# START OF RAW DATA
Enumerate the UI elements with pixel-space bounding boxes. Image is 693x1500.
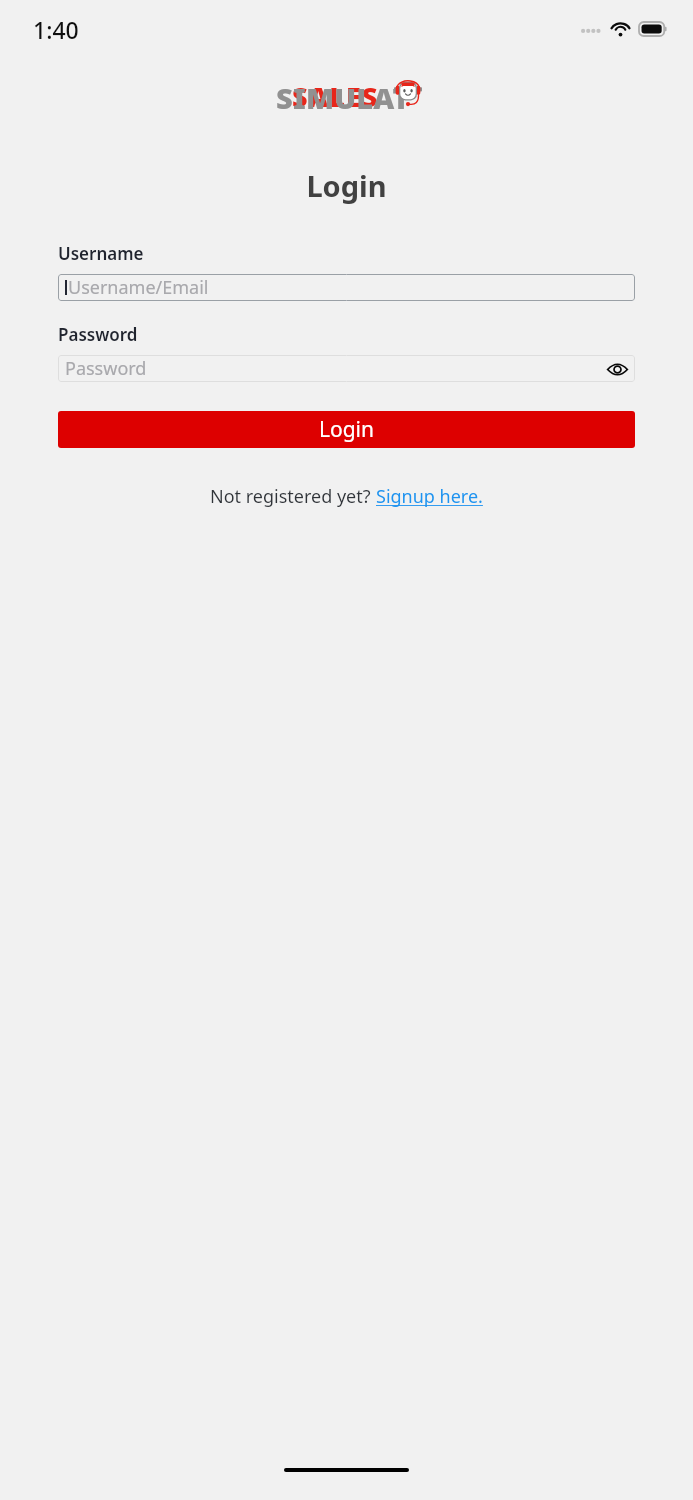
staticText: SIMULATOR [276,78,418,124]
button[interactable]: Signup here. [376,484,483,509]
staticText: SALES [292,78,379,115]
button[interactable]: Password [58,355,635,382]
staticText: Login [319,415,375,444]
staticText: Password [65,356,147,381]
staticText: Password [58,323,138,346]
button[interactable]: Login [58,411,635,448]
button[interactable]: Show password [605,357,629,381]
staticText: Login [0,166,693,205]
staticText: Signup here. [376,484,483,509]
staticText: Username/Email [68,275,209,300]
staticText: Username [58,242,144,265]
staticText: 1:40 [33,14,79,45]
staticText: Not registered yet? [210,484,376,509]
button[interactable]: Username/Email [58,274,635,301]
# END OF RAW DATA
Rewrite the lines above as a numbered list, skipping any blank lines and leaving out the picture.

1. Enumerate the UI elements with pixel-space bounding boxes. Image is 693x1500.
2. staticText: SIMULATOR [276,78,418,124]
3. button[interactable]: Signup here. [376,484,483,509]
4. staticText: SALES [292,78,379,115]
5. button[interactable]: Password [58,355,635,382]
6. staticText: Login [319,415,375,444]
7. staticText: Password [65,356,147,381]
8. staticText: Password [58,323,138,346]
9. button[interactable]: Login [58,411,635,448]
10. button[interactable]: Show password [605,357,629,381]
11. staticText: Login [0,166,693,205]
12. staticText: Signup here. [376,484,483,509]
13. staticText: Username/Email [68,275,209,300]
14. staticText: Username [58,242,144,265]
15. staticText: 1:40 [33,14,79,45]
16. staticText: Not registered yet? [210,484,376,509]
17. button[interactable]: Username/Email [58,274,635,301]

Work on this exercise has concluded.